● Given task: Scan the material below for lines with the word "путем" and report how many there are, with nothing added.

[Saved data entries]
^^^^^^^^
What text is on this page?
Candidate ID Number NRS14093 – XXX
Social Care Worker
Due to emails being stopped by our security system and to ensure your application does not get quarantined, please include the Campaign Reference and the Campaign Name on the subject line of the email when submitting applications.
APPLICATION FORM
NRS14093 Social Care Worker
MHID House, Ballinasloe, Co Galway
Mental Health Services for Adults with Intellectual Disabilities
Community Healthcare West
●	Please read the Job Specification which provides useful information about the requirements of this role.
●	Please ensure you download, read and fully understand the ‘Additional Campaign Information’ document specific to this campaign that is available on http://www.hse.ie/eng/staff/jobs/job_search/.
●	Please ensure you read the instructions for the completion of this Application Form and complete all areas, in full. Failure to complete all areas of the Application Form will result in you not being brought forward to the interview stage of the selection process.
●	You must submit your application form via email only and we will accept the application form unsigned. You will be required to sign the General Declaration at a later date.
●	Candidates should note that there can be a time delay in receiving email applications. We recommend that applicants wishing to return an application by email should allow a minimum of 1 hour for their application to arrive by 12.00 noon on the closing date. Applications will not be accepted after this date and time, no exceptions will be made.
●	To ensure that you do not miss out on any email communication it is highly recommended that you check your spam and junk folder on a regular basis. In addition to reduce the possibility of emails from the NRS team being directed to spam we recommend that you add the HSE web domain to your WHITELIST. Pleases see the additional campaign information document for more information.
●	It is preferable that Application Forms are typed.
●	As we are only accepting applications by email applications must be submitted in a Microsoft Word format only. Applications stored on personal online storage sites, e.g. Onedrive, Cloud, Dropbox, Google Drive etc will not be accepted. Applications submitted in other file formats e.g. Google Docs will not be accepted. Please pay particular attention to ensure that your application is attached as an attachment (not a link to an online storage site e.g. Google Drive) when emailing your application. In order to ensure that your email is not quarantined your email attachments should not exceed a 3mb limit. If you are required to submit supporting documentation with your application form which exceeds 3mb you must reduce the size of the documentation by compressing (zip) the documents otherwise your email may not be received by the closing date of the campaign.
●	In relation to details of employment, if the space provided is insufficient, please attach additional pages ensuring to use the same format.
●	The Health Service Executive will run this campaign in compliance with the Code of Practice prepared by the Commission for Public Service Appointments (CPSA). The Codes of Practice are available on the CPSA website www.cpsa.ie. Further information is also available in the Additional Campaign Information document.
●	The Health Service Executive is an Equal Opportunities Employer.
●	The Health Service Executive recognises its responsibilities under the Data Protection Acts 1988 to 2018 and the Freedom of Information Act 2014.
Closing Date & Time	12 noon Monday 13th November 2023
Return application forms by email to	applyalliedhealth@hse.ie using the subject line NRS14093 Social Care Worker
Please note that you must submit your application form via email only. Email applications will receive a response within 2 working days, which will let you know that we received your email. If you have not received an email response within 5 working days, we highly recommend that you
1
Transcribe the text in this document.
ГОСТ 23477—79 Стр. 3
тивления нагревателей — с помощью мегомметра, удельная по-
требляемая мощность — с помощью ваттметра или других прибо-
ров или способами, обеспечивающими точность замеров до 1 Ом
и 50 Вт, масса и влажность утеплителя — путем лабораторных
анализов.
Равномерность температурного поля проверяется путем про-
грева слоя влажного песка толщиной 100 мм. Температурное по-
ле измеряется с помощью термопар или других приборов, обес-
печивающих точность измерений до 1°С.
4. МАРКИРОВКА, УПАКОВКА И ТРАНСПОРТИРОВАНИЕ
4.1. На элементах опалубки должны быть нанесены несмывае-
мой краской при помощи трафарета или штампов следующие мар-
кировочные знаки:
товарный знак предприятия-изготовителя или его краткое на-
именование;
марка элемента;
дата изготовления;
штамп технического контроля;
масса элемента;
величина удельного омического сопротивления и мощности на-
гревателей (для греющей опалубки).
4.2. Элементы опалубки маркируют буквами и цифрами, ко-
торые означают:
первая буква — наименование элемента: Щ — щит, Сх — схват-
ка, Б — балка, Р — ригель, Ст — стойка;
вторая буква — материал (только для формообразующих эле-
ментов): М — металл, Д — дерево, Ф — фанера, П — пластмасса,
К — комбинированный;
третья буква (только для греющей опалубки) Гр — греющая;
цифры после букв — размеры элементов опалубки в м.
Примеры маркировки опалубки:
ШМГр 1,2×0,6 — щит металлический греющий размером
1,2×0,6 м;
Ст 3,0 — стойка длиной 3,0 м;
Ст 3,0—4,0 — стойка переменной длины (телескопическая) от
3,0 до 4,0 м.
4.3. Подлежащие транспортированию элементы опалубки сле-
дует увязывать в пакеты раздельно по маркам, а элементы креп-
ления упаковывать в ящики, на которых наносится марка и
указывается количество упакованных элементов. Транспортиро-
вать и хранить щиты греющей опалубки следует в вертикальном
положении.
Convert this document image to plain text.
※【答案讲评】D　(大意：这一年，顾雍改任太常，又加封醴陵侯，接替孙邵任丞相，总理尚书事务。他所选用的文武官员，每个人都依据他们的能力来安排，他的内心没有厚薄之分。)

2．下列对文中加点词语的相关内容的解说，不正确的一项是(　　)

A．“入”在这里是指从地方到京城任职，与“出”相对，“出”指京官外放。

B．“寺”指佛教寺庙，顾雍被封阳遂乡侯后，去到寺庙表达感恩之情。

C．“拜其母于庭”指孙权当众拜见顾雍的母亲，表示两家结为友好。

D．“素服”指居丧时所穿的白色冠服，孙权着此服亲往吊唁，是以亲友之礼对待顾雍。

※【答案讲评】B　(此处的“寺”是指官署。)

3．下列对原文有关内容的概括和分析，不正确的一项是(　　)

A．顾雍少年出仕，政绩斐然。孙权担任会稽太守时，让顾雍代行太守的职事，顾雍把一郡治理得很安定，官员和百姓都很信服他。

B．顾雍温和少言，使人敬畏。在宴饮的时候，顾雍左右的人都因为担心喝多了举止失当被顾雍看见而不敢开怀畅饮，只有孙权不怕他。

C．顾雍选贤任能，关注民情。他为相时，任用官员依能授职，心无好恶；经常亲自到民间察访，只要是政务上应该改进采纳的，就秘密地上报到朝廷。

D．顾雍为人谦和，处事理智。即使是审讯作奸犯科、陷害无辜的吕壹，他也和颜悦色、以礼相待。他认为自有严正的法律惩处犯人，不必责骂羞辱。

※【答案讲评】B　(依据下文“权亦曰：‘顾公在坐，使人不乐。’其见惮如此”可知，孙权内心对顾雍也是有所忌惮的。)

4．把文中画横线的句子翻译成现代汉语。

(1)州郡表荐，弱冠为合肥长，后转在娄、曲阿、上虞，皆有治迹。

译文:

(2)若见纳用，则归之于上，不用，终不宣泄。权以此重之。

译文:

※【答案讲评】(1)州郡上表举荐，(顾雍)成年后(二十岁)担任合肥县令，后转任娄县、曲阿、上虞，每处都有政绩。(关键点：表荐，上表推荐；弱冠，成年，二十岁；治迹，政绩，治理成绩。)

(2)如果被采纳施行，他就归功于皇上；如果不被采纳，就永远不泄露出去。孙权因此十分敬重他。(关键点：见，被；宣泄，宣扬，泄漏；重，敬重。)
^^^^^^^^
● Finished answer: 2